The data:

---

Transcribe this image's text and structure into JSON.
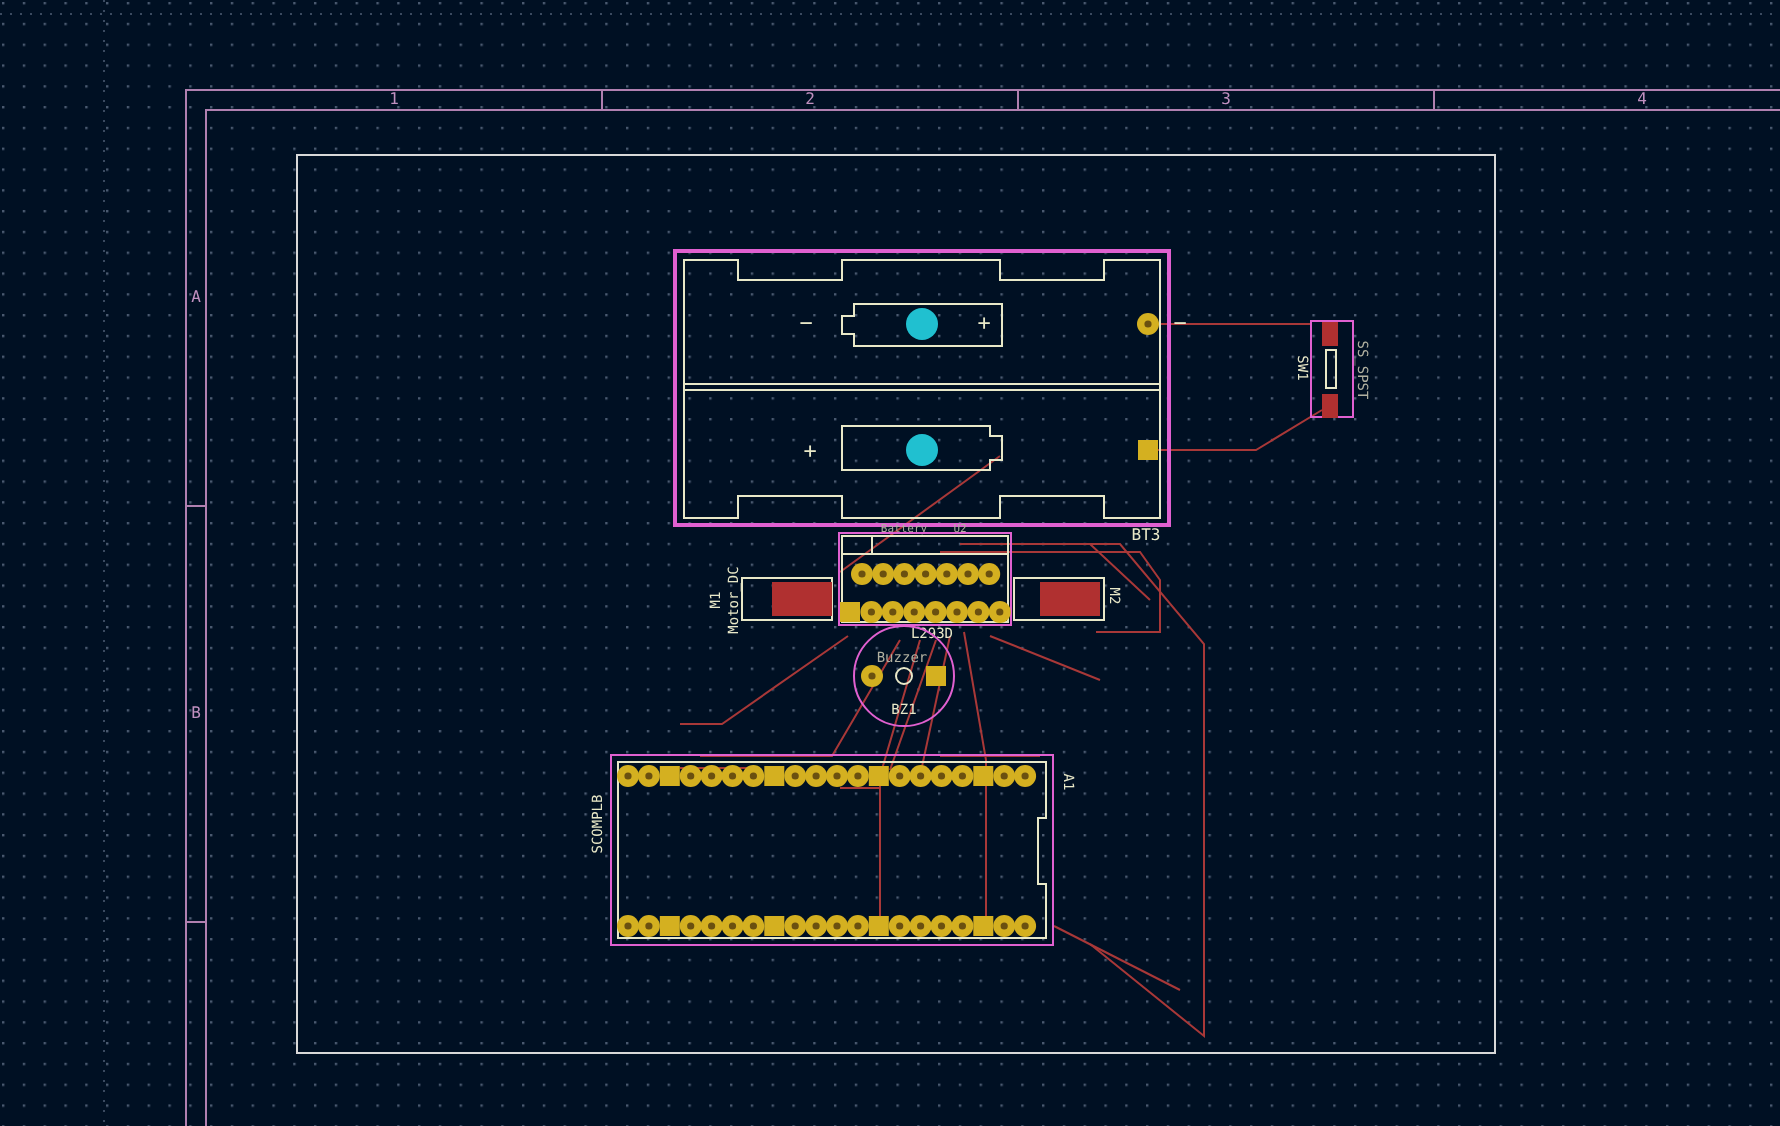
{
  "frame": {
    "columns": [
      "1",
      "2",
      "3",
      "4"
    ],
    "rows": [
      "A",
      "B"
    ]
  },
  "components": [
    {
      "kind": "battery",
      "reference": "BT3",
      "value": "Battery",
      "polarity": [
        "−",
        "+",
        "−",
        "+"
      ]
    },
    {
      "kind": "switch",
      "reference": "SW1",
      "value": "SS_SPST"
    },
    {
      "kind": "driver",
      "reference": "U2",
      "value": "L293D"
    },
    {
      "kind": "motor",
      "reference": "M1",
      "value": "Motor_DC"
    },
    {
      "kind": "motor",
      "reference": "M2"
    },
    {
      "kind": "buzzer",
      "reference": "BZ1",
      "value": "Buzzer"
    },
    {
      "kind": "arduino",
      "reference": "A1",
      "value": "SCOMPLB"
    }
  ]
}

---

Problem details:
Find every line in the entries that includes the word "value", then state how many there are and nothing else.

Result of the task:
6